> EXERCISE DESCRIPTION: Could you please write out the data shown below, exactly and in full?

> ENTRIES SHOWN:

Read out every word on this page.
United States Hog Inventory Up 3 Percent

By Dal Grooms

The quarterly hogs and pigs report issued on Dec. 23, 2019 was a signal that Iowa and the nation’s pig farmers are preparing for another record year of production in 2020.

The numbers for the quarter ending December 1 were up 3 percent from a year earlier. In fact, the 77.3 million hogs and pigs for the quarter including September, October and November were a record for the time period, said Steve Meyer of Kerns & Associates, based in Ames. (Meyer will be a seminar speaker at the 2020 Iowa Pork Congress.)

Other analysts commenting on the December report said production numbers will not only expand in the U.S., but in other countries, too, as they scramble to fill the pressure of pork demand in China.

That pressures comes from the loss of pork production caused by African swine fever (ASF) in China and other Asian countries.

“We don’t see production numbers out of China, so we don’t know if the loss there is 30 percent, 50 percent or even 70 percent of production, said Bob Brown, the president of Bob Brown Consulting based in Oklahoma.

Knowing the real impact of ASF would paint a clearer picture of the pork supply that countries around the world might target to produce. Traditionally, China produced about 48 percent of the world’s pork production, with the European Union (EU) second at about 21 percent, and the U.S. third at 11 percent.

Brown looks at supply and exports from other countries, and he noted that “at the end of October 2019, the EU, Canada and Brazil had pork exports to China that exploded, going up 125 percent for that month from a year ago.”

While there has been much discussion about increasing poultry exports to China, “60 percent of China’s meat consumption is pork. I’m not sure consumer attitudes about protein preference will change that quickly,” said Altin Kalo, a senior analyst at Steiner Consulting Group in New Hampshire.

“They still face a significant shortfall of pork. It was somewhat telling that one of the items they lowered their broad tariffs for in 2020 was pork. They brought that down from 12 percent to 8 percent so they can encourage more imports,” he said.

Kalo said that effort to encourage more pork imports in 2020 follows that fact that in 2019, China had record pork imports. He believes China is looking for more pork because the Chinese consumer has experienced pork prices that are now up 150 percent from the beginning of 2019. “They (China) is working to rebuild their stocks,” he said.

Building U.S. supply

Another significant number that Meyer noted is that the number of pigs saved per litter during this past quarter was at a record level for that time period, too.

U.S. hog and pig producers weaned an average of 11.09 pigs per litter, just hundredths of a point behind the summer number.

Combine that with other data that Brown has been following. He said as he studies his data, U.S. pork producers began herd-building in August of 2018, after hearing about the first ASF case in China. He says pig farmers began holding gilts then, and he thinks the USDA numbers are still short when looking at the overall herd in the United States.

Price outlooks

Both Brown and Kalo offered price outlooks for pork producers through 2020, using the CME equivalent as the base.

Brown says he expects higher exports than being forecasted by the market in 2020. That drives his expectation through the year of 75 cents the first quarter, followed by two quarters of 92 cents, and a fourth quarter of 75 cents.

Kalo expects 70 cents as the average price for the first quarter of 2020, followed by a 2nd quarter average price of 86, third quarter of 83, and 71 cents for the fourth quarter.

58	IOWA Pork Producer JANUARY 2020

> RESPONSE TO THE TASK:
Read out every word on this page.
United States Hog Inventory Up 3 Percent

By Dal Grooms

The quarterly hogs and pigs report issued on Dec. 23, 2019 was a signal that Iowa and the nation’s pig farmers are preparing for another record year of production in 2020.

The numbers for the quarter ending December 1 were up 3 percent from a year earlier. In fact, the 77.3 million hogs and pigs for the quarter including September, October and November were a record for the time period, said Steve Meyer of Kerns & Associates, based in Ames. (Meyer will be a seminar speaker at the 2020 Iowa Pork Congress.)

Other analysts commenting on the December report said production numbers will not only expand in the U.S., but in other countries, too, as they scramble to fill the pressure of pork demand in China.

That pressures comes from the loss of pork production caused by African swine fever (ASF) in China and other Asian countries.

“We don’t see production numbers out of China, so we don’t know if the loss there is 30 percent, 50 percent or even 70 percent of production, said Bob Brown, the president of Bob Brown Consulting based in Oklahoma.

Knowing the real impact of ASF would paint a clearer picture of the pork supply that countries around the world might target to produce. Traditionally, China produced about 48 percent of the world’s pork production, with the European Union (EU) second at about 21 percent, and the U.S. third at 11 percent.

Brown looks at supply and exports from other countries, and he noted that “at the end of October 2019, the EU, Canada and Brazil had pork exports to China that exploded, going up 125 percent for that month from a year ago.”

While there has been much discussion about increasing poultry exports to China, “60 percent of China’s meat consumption is pork. I’m not sure consumer attitudes about protein preference will change that quickly,” said Altin Kalo, a senior analyst at Steiner Consulting Group in New Hampshire.

“They still face a significant shortfall of pork. It was somewhat telling that one of the items they lowered their broad tariffs for in 2020 was pork. They brought that down from 12 percent to 8 percent so they can encourage more imports,” he said.

Kalo said that effort to encourage more pork imports in 2020 follows that fact that in 2019, China had record pork imports. He believes China is looking for more pork because the Chinese consumer has experienced pork prices that are now up 150 percent from the beginning of 2019. “They (China) is working to rebuild their stocks,” he said.

Building U.S. supply

Another significant number that Meyer noted is that the number of pigs saved per litter during this past quarter was at a record level for that time period, too.

U.S. hog and pig producers weaned an average of 11.09 pigs per litter, just hundredths of a point behind the summer number.

Combine that with other data that Brown has been following. He said as he studies his data, U.S. pork producers began herd-building in August of 2018, after hearing about the first ASF case in China. He says pig farmers began holding gilts then, and he thinks the USDA numbers are still short when looking at the overall herd in the United States.

Price outlooks

Both Brown and Kalo offered price outlooks for pork producers through 2020, using the CME equivalent as the base.

Brown says he expects higher exports than being forecasted by the market in 2020. That drives his expectation through the year of 75 cents the first quarter, followed by two quarters of 92 cents, and a fourth quarter of 75 cents.

Kalo expects 70 cents as the average price for the first quarter of 2020, followed by a 2nd quarter average price of 86, third quarter of 83, and 71 cents for the fourth quarter.

58	IOWA Pork Producer JANUARY 2020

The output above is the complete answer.